-- Start of Records for the exercise --

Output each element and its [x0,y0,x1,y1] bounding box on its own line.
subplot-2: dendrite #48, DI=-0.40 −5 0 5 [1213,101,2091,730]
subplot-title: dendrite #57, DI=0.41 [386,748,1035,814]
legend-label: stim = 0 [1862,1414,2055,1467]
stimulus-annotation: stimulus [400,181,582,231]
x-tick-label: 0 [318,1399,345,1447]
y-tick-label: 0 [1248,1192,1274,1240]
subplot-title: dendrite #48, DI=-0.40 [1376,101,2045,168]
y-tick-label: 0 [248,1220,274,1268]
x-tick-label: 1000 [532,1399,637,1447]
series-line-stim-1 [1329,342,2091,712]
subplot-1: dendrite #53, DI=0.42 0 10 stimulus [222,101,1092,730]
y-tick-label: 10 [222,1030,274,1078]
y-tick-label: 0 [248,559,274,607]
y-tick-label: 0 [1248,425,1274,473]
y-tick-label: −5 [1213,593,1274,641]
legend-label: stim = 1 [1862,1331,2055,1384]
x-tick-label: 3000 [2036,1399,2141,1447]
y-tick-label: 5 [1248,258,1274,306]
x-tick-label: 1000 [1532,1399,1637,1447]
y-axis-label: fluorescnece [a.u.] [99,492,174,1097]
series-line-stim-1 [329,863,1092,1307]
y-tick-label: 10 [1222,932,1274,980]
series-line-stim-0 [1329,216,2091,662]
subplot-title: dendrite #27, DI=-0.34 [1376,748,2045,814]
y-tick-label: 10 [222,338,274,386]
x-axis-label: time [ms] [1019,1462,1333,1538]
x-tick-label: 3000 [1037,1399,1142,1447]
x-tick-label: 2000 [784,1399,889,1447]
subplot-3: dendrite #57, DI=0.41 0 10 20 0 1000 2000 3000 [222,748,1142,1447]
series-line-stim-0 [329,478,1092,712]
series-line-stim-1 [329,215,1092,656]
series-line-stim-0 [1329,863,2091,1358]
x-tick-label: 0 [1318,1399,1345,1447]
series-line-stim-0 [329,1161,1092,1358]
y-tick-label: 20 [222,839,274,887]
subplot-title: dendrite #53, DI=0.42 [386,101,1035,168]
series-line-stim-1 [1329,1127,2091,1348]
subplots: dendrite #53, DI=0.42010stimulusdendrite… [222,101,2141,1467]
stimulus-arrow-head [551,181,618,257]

-- End of Records for the exercise --

> _Exercise directions_:
Copy all forty lines above without altering a single character.

> _Answer to this problem_:
Output each element and its [x0,y0,x1,y1] bounding box on its own line.
subplot-2: dendrite #48, DI=-0.40 −5 0 5 [1213,101,2091,730]
subplot-title: dendrite #57, DI=0.41 [386,748,1035,814]
legend-label: stim = 0 [1862,1414,2055,1467]
stimulus-annotation: stimulus [400,181,582,231]
x-tick-label: 0 [318,1399,345,1447]
y-tick-label: 0 [1248,1192,1274,1240]
subplot-title: dendrite #48, DI=-0.40 [1376,101,2045,168]
y-tick-label: 0 [248,1220,274,1268]
x-tick-label: 1000 [532,1399,637,1447]
series-line-stim-1 [1329,342,2091,712]
subplot-1: dendrite #53, DI=0.42 0 10 stimulus [222,101,1092,730]
y-tick-label: 10 [222,1030,274,1078]
y-tick-label: 0 [248,559,274,607]
y-tick-label: 0 [1248,425,1274,473]
y-tick-label: −5 [1213,593,1274,641]
legend-label: stim = 1 [1862,1331,2055,1384]
x-tick-label: 3000 [2036,1399,2141,1447]
y-tick-label: 5 [1248,258,1274,306]
x-tick-label: 1000 [1532,1399,1637,1447]
y-axis-label: fluorescnece [a.u.] [99,492,174,1097]
series-line-stim-1 [329,863,1092,1307]
y-tick-label: 10 [1222,932,1274,980]
series-line-stim-0 [1329,216,2091,662]
subplot-title: dendrite #27, DI=-0.34 [1376,748,2045,814]
y-tick-label: 10 [222,338,274,386]
x-axis-label: time [ms] [1019,1462,1333,1538]
x-tick-label: 3000 [1037,1399,1142,1447]
x-tick-label: 2000 [784,1399,889,1447]
subplot-3: dendrite #57, DI=0.41 0 10 20 0 1000 2000 3000 [222,748,1142,1447]
series-line-stim-0 [329,478,1092,712]
series-line-stim-1 [329,215,1092,656]
series-line-stim-0 [1329,863,2091,1358]
x-tick-label: 0 [1318,1399,1345,1447]
series-line-stim-0 [329,1161,1092,1358]
y-tick-label: 20 [222,839,274,887]
subplot-title: dendrite #53, DI=0.42 [386,101,1035,168]
series-line-stim-1 [1329,1127,2091,1348]
subplots: dendrite #53, DI=0.42010stimulusdendrite… [222,101,2141,1467]
stimulus-arrow-head [551,181,618,257]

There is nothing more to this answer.